▶ _Exercise input_:
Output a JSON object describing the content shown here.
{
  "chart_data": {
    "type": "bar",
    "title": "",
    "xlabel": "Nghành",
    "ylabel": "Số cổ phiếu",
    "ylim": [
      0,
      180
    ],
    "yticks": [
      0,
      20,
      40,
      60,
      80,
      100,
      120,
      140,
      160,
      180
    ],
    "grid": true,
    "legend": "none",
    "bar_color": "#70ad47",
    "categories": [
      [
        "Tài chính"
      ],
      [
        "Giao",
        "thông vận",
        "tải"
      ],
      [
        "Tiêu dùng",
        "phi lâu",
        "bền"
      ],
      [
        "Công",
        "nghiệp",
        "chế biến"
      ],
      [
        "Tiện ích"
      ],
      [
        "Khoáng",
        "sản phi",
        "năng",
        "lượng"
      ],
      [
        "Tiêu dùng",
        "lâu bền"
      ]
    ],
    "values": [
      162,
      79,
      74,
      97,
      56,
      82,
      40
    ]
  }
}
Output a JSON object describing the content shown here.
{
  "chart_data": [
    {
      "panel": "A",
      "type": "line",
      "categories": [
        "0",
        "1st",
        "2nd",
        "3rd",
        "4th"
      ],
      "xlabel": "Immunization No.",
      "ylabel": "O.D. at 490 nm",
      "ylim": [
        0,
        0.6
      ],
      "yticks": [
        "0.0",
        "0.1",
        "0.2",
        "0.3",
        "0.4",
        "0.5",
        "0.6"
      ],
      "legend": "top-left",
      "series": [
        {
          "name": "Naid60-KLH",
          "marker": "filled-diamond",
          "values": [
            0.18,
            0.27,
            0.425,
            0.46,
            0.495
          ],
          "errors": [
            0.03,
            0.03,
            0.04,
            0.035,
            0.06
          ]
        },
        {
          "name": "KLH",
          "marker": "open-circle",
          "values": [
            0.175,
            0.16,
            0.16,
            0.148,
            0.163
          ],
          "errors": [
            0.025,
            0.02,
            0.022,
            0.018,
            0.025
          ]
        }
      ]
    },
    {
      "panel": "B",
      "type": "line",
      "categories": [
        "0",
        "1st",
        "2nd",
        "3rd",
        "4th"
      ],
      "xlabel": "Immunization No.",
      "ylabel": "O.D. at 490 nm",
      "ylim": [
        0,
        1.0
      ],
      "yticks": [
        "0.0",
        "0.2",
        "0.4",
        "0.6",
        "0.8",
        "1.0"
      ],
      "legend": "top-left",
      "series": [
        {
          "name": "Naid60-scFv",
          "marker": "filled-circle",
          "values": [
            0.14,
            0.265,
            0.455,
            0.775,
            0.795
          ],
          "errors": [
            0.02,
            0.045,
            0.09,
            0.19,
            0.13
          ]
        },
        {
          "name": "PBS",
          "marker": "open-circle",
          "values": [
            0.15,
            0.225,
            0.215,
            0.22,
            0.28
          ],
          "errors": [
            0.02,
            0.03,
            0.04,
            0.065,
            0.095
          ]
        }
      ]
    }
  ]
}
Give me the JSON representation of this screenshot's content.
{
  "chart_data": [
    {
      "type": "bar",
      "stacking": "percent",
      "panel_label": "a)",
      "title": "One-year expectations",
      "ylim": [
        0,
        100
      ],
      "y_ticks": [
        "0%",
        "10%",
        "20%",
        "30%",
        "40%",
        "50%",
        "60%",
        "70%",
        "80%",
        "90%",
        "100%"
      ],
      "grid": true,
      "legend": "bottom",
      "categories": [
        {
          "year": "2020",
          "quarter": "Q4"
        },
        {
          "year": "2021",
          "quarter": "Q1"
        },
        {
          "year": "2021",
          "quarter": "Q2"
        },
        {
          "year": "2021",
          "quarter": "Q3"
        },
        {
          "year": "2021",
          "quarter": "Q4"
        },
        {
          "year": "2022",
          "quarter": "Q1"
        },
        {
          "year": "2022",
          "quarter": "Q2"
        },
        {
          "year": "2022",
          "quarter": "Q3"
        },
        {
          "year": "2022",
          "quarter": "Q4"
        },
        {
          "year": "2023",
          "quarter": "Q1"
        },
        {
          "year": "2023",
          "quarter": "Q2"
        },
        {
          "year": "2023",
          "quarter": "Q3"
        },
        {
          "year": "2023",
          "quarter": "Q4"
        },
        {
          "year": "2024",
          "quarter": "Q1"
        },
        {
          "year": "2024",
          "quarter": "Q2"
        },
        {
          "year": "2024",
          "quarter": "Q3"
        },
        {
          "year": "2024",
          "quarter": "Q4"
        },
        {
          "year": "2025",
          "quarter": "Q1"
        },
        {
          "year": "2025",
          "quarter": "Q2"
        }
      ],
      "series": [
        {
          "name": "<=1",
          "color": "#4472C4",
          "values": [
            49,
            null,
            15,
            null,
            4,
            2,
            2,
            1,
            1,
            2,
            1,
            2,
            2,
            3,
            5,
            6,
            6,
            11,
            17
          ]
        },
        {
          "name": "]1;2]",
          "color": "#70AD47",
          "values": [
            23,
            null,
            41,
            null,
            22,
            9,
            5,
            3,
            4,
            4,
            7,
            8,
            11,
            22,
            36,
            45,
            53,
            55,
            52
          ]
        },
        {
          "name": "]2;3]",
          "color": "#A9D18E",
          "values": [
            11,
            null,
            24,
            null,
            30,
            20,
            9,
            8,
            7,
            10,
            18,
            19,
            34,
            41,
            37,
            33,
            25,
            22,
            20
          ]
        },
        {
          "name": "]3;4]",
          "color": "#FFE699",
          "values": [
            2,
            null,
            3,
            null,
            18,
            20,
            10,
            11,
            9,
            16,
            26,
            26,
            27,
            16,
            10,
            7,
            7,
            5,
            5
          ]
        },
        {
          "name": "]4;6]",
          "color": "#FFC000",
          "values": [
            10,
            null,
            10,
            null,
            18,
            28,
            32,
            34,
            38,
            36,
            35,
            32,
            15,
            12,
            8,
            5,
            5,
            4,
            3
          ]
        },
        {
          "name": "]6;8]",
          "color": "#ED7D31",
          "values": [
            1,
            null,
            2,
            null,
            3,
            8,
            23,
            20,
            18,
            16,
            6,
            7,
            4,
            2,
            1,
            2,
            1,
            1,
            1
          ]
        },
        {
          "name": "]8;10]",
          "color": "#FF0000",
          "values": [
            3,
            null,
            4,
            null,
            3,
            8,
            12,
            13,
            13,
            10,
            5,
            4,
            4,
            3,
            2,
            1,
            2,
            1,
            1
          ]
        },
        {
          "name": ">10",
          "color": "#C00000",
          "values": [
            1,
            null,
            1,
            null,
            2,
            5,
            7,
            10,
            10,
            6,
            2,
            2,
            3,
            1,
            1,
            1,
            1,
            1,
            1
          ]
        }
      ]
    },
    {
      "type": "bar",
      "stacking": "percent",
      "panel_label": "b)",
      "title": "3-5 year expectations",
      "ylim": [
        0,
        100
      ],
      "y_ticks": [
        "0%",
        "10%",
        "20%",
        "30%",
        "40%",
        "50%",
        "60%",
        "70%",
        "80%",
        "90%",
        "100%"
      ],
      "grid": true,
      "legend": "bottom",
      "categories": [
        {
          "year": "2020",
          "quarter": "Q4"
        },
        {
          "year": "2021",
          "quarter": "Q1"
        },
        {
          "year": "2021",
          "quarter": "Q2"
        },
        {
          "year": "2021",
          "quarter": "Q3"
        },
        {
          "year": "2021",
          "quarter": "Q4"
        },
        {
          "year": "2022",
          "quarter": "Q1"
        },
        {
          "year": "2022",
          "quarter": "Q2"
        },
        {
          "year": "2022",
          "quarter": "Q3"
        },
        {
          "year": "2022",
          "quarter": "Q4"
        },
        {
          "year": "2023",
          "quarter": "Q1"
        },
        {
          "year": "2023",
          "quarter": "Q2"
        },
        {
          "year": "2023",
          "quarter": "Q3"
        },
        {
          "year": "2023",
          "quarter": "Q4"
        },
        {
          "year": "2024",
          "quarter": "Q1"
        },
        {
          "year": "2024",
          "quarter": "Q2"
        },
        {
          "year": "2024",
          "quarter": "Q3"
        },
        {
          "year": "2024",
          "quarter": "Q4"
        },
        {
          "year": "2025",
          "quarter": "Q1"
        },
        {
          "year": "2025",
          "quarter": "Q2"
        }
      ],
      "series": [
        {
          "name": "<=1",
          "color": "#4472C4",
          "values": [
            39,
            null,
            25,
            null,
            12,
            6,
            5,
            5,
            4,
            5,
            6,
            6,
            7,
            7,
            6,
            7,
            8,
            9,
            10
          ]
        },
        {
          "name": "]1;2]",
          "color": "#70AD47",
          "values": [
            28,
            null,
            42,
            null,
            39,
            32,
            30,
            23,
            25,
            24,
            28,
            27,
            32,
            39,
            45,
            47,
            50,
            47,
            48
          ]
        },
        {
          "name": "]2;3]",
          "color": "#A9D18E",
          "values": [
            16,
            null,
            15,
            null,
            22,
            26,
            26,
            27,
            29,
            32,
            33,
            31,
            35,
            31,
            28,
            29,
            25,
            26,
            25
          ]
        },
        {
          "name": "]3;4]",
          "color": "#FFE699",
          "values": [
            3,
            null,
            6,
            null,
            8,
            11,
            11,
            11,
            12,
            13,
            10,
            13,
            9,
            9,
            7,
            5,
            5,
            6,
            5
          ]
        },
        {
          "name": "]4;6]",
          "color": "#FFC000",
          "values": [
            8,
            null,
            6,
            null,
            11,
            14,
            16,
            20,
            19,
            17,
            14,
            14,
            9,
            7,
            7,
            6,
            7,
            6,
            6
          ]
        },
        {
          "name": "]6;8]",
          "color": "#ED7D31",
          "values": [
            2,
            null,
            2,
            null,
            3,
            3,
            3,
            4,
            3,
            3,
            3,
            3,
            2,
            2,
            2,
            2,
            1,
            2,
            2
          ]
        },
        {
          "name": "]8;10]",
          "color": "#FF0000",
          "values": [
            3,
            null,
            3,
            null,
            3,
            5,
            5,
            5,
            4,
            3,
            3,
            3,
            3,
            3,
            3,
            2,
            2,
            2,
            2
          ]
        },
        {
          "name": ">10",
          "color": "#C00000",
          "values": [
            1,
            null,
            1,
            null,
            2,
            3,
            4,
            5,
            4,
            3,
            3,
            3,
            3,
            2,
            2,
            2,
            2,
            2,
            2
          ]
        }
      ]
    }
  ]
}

▶ _Work to complete_: Which lines contain "filled"? Copy each of them out.

▶ _Solution_:
          "marker": "filled-diamond",
          "marker": "filled-circle",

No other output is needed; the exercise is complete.